Stored items:
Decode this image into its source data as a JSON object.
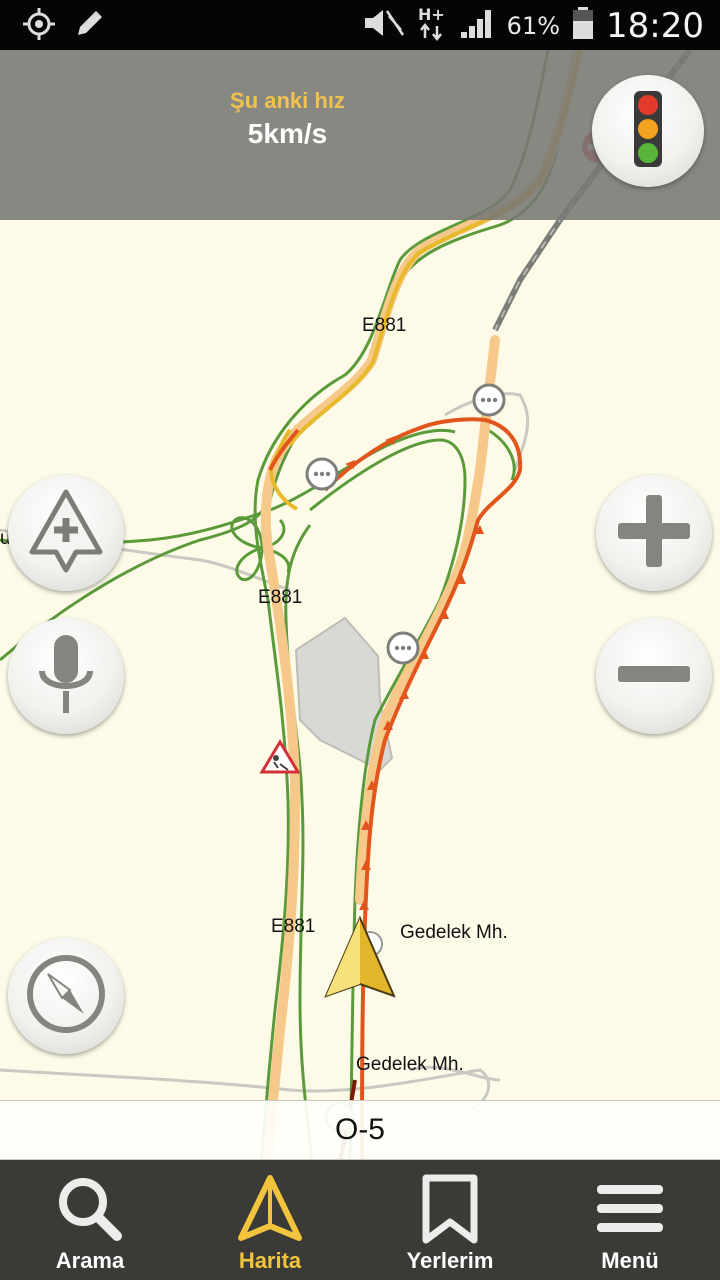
{
  "status_bar": {
    "battery_percent": "61%",
    "time": "18:20",
    "icons": [
      "location-icon",
      "edit-icon",
      "mute-icon",
      "network-hplus-icon",
      "signal-icon",
      "battery-icon"
    ]
  },
  "speed_panel": {
    "title": "Şu anki hız",
    "value": "5km/s"
  },
  "map": {
    "labels": {
      "road_e881_top": "E881",
      "road_e881_mid": "E881",
      "road_e881_bottom": "E881",
      "place_gedelek_1": "Gedelek Mh.",
      "place_gedelek_2": "Gedelek Mh.",
      "edge_fragment": "u"
    },
    "colors": {
      "traffic_red": "#e2561d",
      "traffic_yellow": "#e8b92a",
      "traffic_green": "#5a9a3a",
      "road_fill": "#f6c98a",
      "background": "#fdfbe8"
    },
    "buttons": {
      "traffic": "traffic-light-icon",
      "add_event": "add-road-event-icon",
      "voice": "microphone-icon",
      "zoom_in": "plus-icon",
      "zoom_out": "minus-icon",
      "compass": "compass-icon"
    }
  },
  "route_bar": {
    "road_name": "O-5"
  },
  "bottom_nav": {
    "items": [
      {
        "label": "Arama",
        "icon": "search-icon",
        "active": false
      },
      {
        "label": "Harita",
        "icon": "map-arrow-icon",
        "active": true
      },
      {
        "label": "Yerlerim",
        "icon": "bookmark-icon",
        "active": false
      },
      {
        "label": "Menü",
        "icon": "menu-icon",
        "active": false
      }
    ]
  }
}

TASK REQUIREMENTS
Do not include the images; transcribe the rest of the listing exactly.

FULL ANSWER
Decode this image into its source data as a JSON object.
{
  "status_bar": {
    "battery_percent": "61%",
    "time": "18:20",
    "icons": [
      "location-icon",
      "edit-icon",
      "mute-icon",
      "network-hplus-icon",
      "signal-icon",
      "battery-icon"
    ]
  },
  "speed_panel": {
    "title": "Şu anki hız",
    "value": "5km/s"
  },
  "map": {
    "labels": {
      "road_e881_top": "E881",
      "road_e881_mid": "E881",
      "road_e881_bottom": "E881",
      "place_gedelek_1": "Gedelek Mh.",
      "place_gedelek_2": "Gedelek Mh.",
      "edge_fragment": "u"
    },
    "colors": {
      "traffic_red": "#e2561d",
      "traffic_yellow": "#e8b92a",
      "traffic_green": "#5a9a3a",
      "road_fill": "#f6c98a",
      "background": "#fdfbe8"
    },
    "buttons": {
      "traffic": "traffic-light-icon",
      "add_event": "add-road-event-icon",
      "voice": "microphone-icon",
      "zoom_in": "plus-icon",
      "zoom_out": "minus-icon",
      "compass": "compass-icon"
    }
  },
  "route_bar": {
    "road_name": "O-5"
  },
  "bottom_nav": {
    "items": [
      {
        "label": "Arama",
        "icon": "search-icon",
        "active": false
      },
      {
        "label": "Harita",
        "icon": "map-arrow-icon",
        "active": true
      },
      {
        "label": "Yerlerim",
        "icon": "bookmark-icon",
        "active": false
      },
      {
        "label": "Menü",
        "icon": "menu-icon",
        "active": false
      }
    ]
  }
}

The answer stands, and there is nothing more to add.